Goal: In the entries below, count every line with the string "ffffff". State the count and nothing else.

Provided material:
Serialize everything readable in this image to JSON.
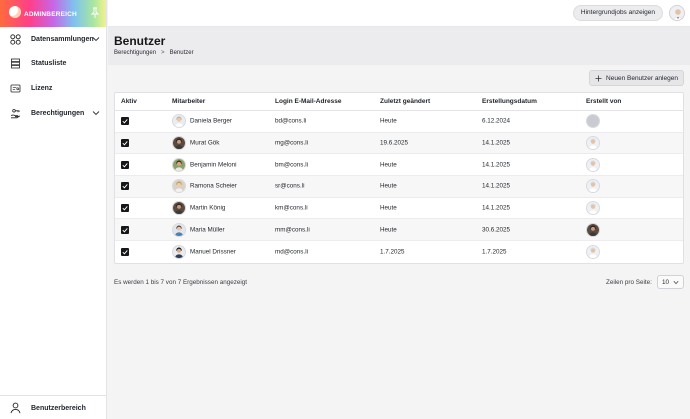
{
  "sidebar": {
    "brand": "ADMINBEREICH",
    "items": [
      {
        "label": "Datensammlungen",
        "icon": "grid-icon",
        "expandable": true
      },
      {
        "label": "Statusliste",
        "icon": "stack-icon",
        "expandable": false
      },
      {
        "label": "Lizenz",
        "icon": "license-icon",
        "expandable": false
      },
      {
        "label": "Berechtigungen",
        "icon": "hand-key-icon",
        "expandable": true
      }
    ],
    "bottom_label": "Benutzerbereich"
  },
  "topbar": {
    "jobs_button": "Hintergrundjobs anzeigen"
  },
  "page": {
    "title": "Benutzer",
    "breadcrumb": [
      "Berechtigungen",
      "Benutzer"
    ],
    "breadcrumb_sep": ">",
    "add_button": "Neuen Benutzer anlegen"
  },
  "table": {
    "headers": {
      "aktiv": "Aktiv",
      "mitarbeiter": "Mitarbeiter",
      "login": "Login E-Mail-Adresse",
      "zuletzt": "Zuletzt geändert",
      "erstellung": "Erstellungsdatum",
      "erstellt_von": "Erstellt von"
    },
    "rows": [
      {
        "active": true,
        "name": "Daniela Berger",
        "email": "bd@cons.li",
        "changed": "Heute",
        "created": "6.12.2024",
        "avatar": "woman-light",
        "creator": "empty"
      },
      {
        "active": true,
        "name": "Murat Gök",
        "email": "mg@cons.li",
        "changed": "19.6.2025",
        "created": "14.1.2025",
        "avatar": "man-dark",
        "creator": "man-light"
      },
      {
        "active": true,
        "name": "Benjamin Meloni",
        "email": "bm@cons.li",
        "changed": "Heute",
        "created": "14.1.2025",
        "avatar": "man-outdoor",
        "creator": "man-light"
      },
      {
        "active": true,
        "name": "Ramona Scheier",
        "email": "sr@cons.li",
        "changed": "Heute",
        "created": "14.1.2025",
        "avatar": "woman-blonde",
        "creator": "man-light"
      },
      {
        "active": true,
        "name": "Martin König",
        "email": "km@cons.li",
        "changed": "Heute",
        "created": "14.1.2025",
        "avatar": "man-dark",
        "creator": "man-light"
      },
      {
        "active": true,
        "name": "Maria Müller",
        "email": "mm@cons.li",
        "changed": "Heute",
        "created": "30.6.2025",
        "avatar": "woman-blue",
        "creator": "man-dark"
      },
      {
        "active": true,
        "name": "Manuel Drissner",
        "email": "md@cons.li",
        "changed": "1.7.2025",
        "created": "1.7.2025",
        "avatar": "man-suit",
        "creator": "man-light"
      }
    ]
  },
  "footer": {
    "results_text": "Es werden 1 bis 7 von 7 Ergebnissen angezeigt",
    "rows_per_page_label": "Zeilen pro Seite:",
    "rows_per_page_value": "10"
  },
  "colors": {
    "sidebar_bg": "#ffffff",
    "content_bg": "#f4f4f5",
    "header_bg": "#ececef",
    "checkbox": "#15171a"
  }
}
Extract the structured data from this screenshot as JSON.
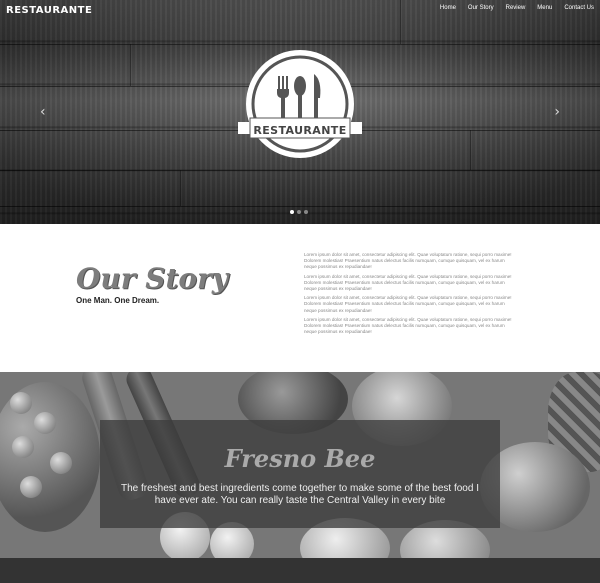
{
  "header": {
    "brand": "RESTAURANTE",
    "nav": [
      "Home",
      "Our Story",
      "Review",
      "Menu",
      "Contact Us"
    ]
  },
  "hero": {
    "logo_text": "RESTAURANTE",
    "prev_icon": "chevron-left-icon",
    "next_icon": "chevron-right-icon",
    "slide_count": 3,
    "active_slide": 1,
    "prev_glyph": "‹",
    "next_glyph": "›"
  },
  "story": {
    "title": "Our Story",
    "subtitle": "One Man. One Dream.",
    "paragraphs": [
      "Lorem ipsum dolor sit amet, consectetur adipiscing elit. Quae voluptatum ratione, sequi porro maxime! Dolorem molestias! Praesentium natus delectus facilis numquam, cumque quisquam, vel ex harum neque possimus ex repudiandae!",
      "Lorem ipsum dolor sit amet, consectetur adipiscing elit. Quae voluptatum ratione, sequi porro maxime! Dolorem molestias! Praesentium natus delectus facilis numquam, cumque quisquam, vel ex harum neque possimus ex repudiandae!",
      "Lorem ipsum dolor sit amet, consectetur adipiscing elit. Quae voluptatum ratione, sequi porro maxime! Dolorem molestias! Praesentium natus delectus facilis numquam, cumque quisquam, vel ex harum neque possimus ex repudiandae!",
      "Lorem ipsum dolor sit amet, consectetur adipiscing elit. Quae voluptatum ratione, sequi porro maxime! Dolorem molestias! Praesentium natus delectus facilis numquam, cumque quisquam, vel ex harum neque possimus ex repudiandae!"
    ]
  },
  "testimonial": {
    "source": "Fresno Bee",
    "quote": "The freshest and best ingredients come together to make some of the best food I have ever ate. You can really taste the Central Valley in every bite"
  },
  "colors": {
    "footer": "#333333",
    "story_bg": "#ffffff"
  }
}
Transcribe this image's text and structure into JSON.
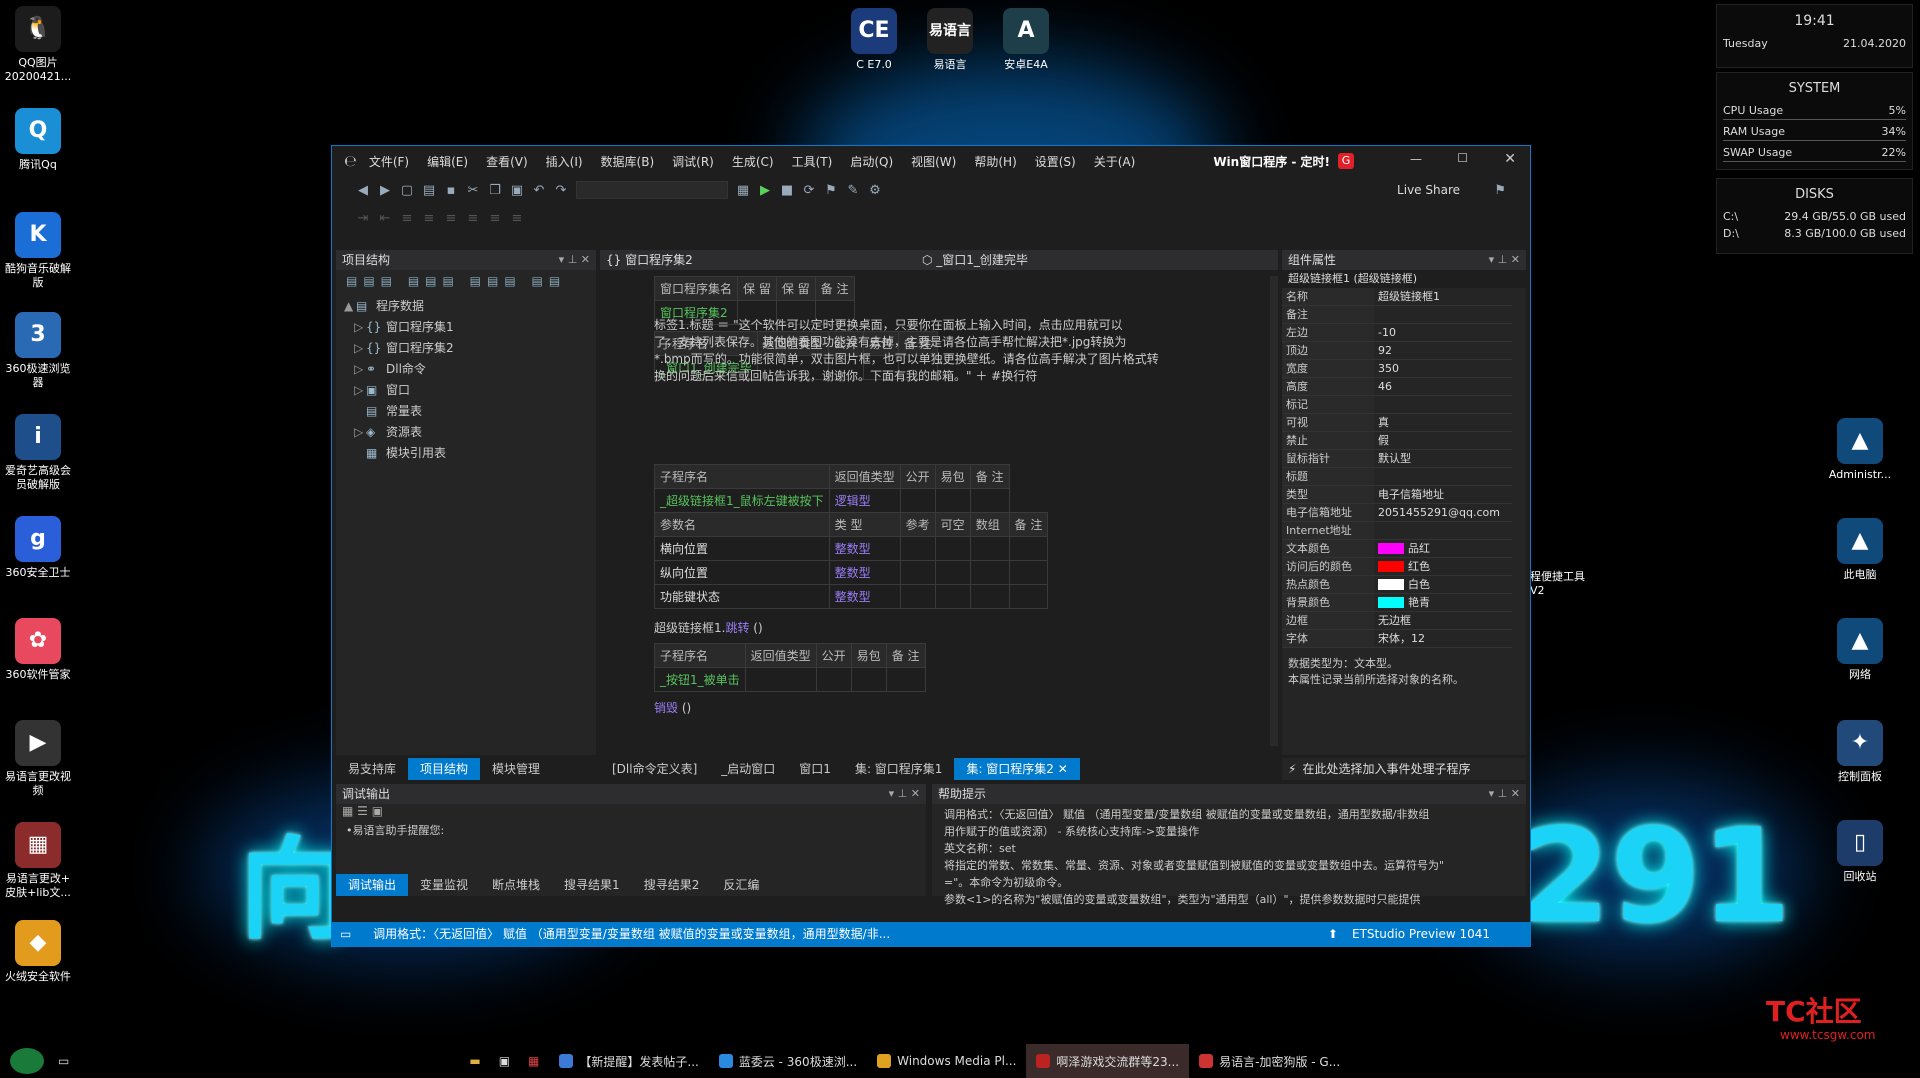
{
  "desktop": {
    "left_icons": [
      {
        "label": "QQ图片\n20200421...",
        "glyph": "🐧",
        "color": "#1c1c1c"
      },
      {
        "label": "腾讯Qq",
        "glyph": "Q",
        "color": "#1a8fd6"
      },
      {
        "label": "酷狗音乐破解\n版",
        "glyph": "K",
        "color": "#1a6ed6"
      },
      {
        "label": "360极速浏览\n器",
        "glyph": "3",
        "color": "#2a6ab5"
      },
      {
        "label": "爱奇艺高级会\n员破解版",
        "glyph": "i",
        "color": "#1e4f8a"
      },
      {
        "label": "360安全卫士",
        "glyph": "g",
        "color": "#2b5fd9"
      },
      {
        "label": "360软件管家",
        "glyph": "✿",
        "color": "#e8495e"
      },
      {
        "label": "易语言更改视\n频",
        "glyph": "▶",
        "color": "#333"
      },
      {
        "label": "易语言更改+\n皮肤+lib文...",
        "glyph": "▦",
        "color": "#8b2b2b"
      },
      {
        "label": "火绒安全软件",
        "glyph": "◆",
        "color": "#e39b1e"
      }
    ],
    "top_icons": [
      {
        "label": "C E7.0",
        "glyph": "CE",
        "color": "#1b3b7a"
      },
      {
        "label": "易语言",
        "glyph": "易语言",
        "color": "#222"
      },
      {
        "label": "安卓E4A",
        "glyph": "A",
        "color": "#1e3f4a"
      }
    ],
    "right_icons": [
      {
        "label": "Administr...",
        "glyph": "▲",
        "color": "#0f4a7a"
      },
      {
        "label": "此电脑",
        "glyph": "▲",
        "color": "#0f4a7a"
      },
      {
        "label": "网络",
        "glyph": "▲",
        "color": "#0f4a7a"
      },
      {
        "label": "控制面板",
        "glyph": "✦",
        "color": "#214a7a"
      },
      {
        "label": "回收站",
        "glyph": "▯",
        "color": "#1d3c6a"
      }
    ],
    "big_text_left": "向",
    "big_text_right": "291",
    "side_label": "程便捷工具\nV2"
  },
  "widget": {
    "time": "19:41",
    "day": "Tuesday",
    "date": "21.04.2020",
    "system_title": "SYSTEM",
    "stats": [
      {
        "label": "CPU Usage",
        "value": "5%"
      },
      {
        "label": "RAM Usage",
        "value": "34%"
      },
      {
        "label": "SWAP Usage",
        "value": "22%"
      }
    ],
    "disks_title": "DISKS",
    "disks": [
      {
        "label": "C:\\",
        "value": "29.4 GB/55.0 GB used"
      },
      {
        "label": "D:\\",
        "value": "8.3 GB/100.0 GB used"
      }
    ]
  },
  "ide": {
    "menu": [
      "文件(F)",
      "编辑(E)",
      "查看(V)",
      "插入(I)",
      "数据库(B)",
      "调试(R)",
      "生成(C)",
      "工具(T)",
      "启动(Q)",
      "视图(W)",
      "帮助(H)",
      "设置(S)",
      "关于(A)"
    ],
    "title": "Win窗口程序 - 定时!",
    "live_share": "Live Share",
    "project_panel": {
      "title": "项目结构",
      "tree": [
        {
          "label": "程序数据",
          "indent": 0,
          "arrow": "▲",
          "icon": "▤"
        },
        {
          "label": "窗口程序集1",
          "indent": 1,
          "arrow": "▷",
          "icon": "{}"
        },
        {
          "label": "窗口程序集2",
          "indent": 1,
          "arrow": "▷",
          "icon": "{}"
        },
        {
          "label": "Dll命令",
          "indent": 1,
          "arrow": "▷",
          "icon": "⚭"
        },
        {
          "label": "窗口",
          "indent": 1,
          "arrow": "▷",
          "icon": "▣"
        },
        {
          "label": "常量表",
          "indent": 1,
          "arrow": "",
          "icon": "▤"
        },
        {
          "label": "资源表",
          "indent": 1,
          "arrow": "▷",
          "icon": "◈"
        },
        {
          "label": "模块引用表",
          "indent": 1,
          "arrow": "",
          "icon": "▦"
        }
      ],
      "bottom_tabs": [
        "易支持库",
        "项目结构",
        "模块管理"
      ]
    },
    "editor": {
      "nav_left": "{} 窗口程序集2",
      "nav_right": "⬡ _窗口1_创建完毕",
      "assembly_table": {
        "headers": [
          "窗口程序集名",
          "保 留",
          "保 留",
          "备 注"
        ],
        "row": [
          "窗口程序集2",
          "",
          "",
          ""
        ]
      },
      "sub1_table": {
        "headers": [
          "子程序名",
          "返回值类型",
          "公开",
          "易包",
          "备 注"
        ],
        "row": [
          "_窗口1_创建完毕",
          "",
          "",
          "",
          ""
        ]
      },
      "code_lines": [
        "标签1.标题  ＝  \"这个软件可以定时更换桌面，只要你在面板上输入时间，点击应用就可以",
        "了，支持列表保存。其他的看图功能没有去掉，主要是请各位高手帮忙解决把*.jpg转换为",
        "*.bmp而写的。功能很简单，双击图片框，也可以单独更换壁纸。请各位高手解决了图片格式转",
        "换的问题后来信或回帖告诉我，谢谢你。下面有我的邮箱。\"  ＋  #换行符"
      ],
      "sub2_table": {
        "headers": [
          "子程序名",
          "返回值类型",
          "公开",
          "易包",
          "备 注"
        ],
        "row": [
          "_超级链接框1_鼠标左键被按下",
          "逻辑型",
          "",
          "",
          ""
        ],
        "param_headers": [
          "参数名",
          "类 型",
          "参考",
          "可空",
          "数组",
          "备 注"
        ],
        "params": [
          [
            "横向位置",
            "整数型",
            "",
            "",
            "",
            ""
          ],
          [
            "纵向位置",
            "整数型",
            "",
            "",
            "",
            ""
          ],
          [
            "功能键状态",
            "整数型",
            "",
            "",
            "",
            ""
          ]
        ]
      },
      "call_line_obj": "超级链接框1.",
      "call_line_method": "跳转",
      "call_line_args": " ()",
      "sub3_table": {
        "headers": [
          "子程序名",
          "返回值类型",
          "公开",
          "易包",
          "备 注"
        ],
        "row": [
          "_按钮1_被单击",
          "",
          "",
          "",
          ""
        ]
      },
      "last_line_kw": "销毁",
      "last_line_args": " ()",
      "doc_tabs": [
        "[Dll命令定义表]",
        "_启动窗口",
        "窗口1",
        "集: 窗口程序集1",
        "集: 窗口程序集2"
      ]
    },
    "props_panel": {
      "title": "组件属性",
      "component": "超级链接框1 (超级链接框)",
      "rows": [
        {
          "k": "名称",
          "v": "超级链接框1",
          "c": ""
        },
        {
          "k": "备注",
          "v": "",
          "c": ""
        },
        {
          "k": "左边",
          "v": "-10",
          "c": ""
        },
        {
          "k": "顶边",
          "v": "92",
          "c": ""
        },
        {
          "k": "宽度",
          "v": "350",
          "c": ""
        },
        {
          "k": "高度",
          "v": "46",
          "c": ""
        },
        {
          "k": "标记",
          "v": "",
          "c": ""
        },
        {
          "k": "可视",
          "v": "真",
          "c": ""
        },
        {
          "k": "禁止",
          "v": "假",
          "c": ""
        },
        {
          "k": "鼠标指针",
          "v": "默认型",
          "c": ""
        },
        {
          "k": "标题",
          "v": "",
          "c": ""
        },
        {
          "k": "类型",
          "v": "电子信箱地址",
          "c": ""
        },
        {
          "k": "  电子信箱地址",
          "v": "2051455291@qq.com",
          "c": ""
        },
        {
          "k": "  Internet地址",
          "v": "",
          "c": ""
        },
        {
          "k": "文本颜色",
          "v": "品红",
          "c": "#ff00ff"
        },
        {
          "k": "访问后的颜色",
          "v": "红色",
          "c": "#ff0000"
        },
        {
          "k": "热点颜色",
          "v": "白色",
          "c": "#ffffff"
        },
        {
          "k": "背景颜色",
          "v": "艳青",
          "c": "#00ffff"
        },
        {
          "k": "边框",
          "v": "无边框",
          "c": ""
        },
        {
          "k": "字体",
          "v": "宋体，12",
          "c": ""
        }
      ],
      "desc_line1": "数据类型为：文本型。",
      "desc_line2": "本属性记录当前所选择对象的名称。",
      "event_hint": "在此处选择加入事件处理子程序"
    },
    "debug_panel": {
      "title": "调试输出",
      "line": "•易语言助手提醒您:",
      "tabs": [
        "调试输出",
        "变量监视",
        "断点堆栈",
        "搜寻结果1",
        "搜寻结果2",
        "反汇编"
      ]
    },
    "help_panel": {
      "title": "帮助提示",
      "lines": [
        "调用格式：〈无返回值〉 赋值 （通用型变量/变量数组 被赋值的变量或变量数组，通用型数据/非数组",
        "用作赋于的值或资源） - 系统核心支持库->变量操作",
        "英文名称：set",
        "将指定的常数、常数集、常量、资源、对象或者变量赋值到被赋值的变量或变量数组中去。运算符号为\"",
        "=\"。本命令为初级命令。",
        "参数<1>的名称为\"被赋值的变量或变量数组\"，类型为\"通用型（all）\"，提供参数数据时只能提供"
      ]
    },
    "status": {
      "text": "调用格式：〈无返回值〉 赋值 （通用型变量/变量数组 被赋值的变量或变量数组，通用型数据/非...",
      "right": "ETStudio Preview 1041"
    }
  },
  "taskbar": {
    "items": [
      {
        "label": "【新提醒】发表帖子...",
        "color": "#3b7bd6",
        "active": false
      },
      {
        "label": "蓝委云 - 360极速浏...",
        "color": "#2a8ae0",
        "active": false
      },
      {
        "label": "Windows Media Pl...",
        "color": "#e0a020",
        "active": false
      },
      {
        "label": "啊泽游戏交流群等23...",
        "color": "#b22",
        "active": true
      },
      {
        "label": "易语言-加密狗版 - G...",
        "color": "#c33",
        "active": false
      }
    ],
    "watermark": "TC社区",
    "watermark_url": "www.tcsgw.com"
  }
}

Finished exercise: 3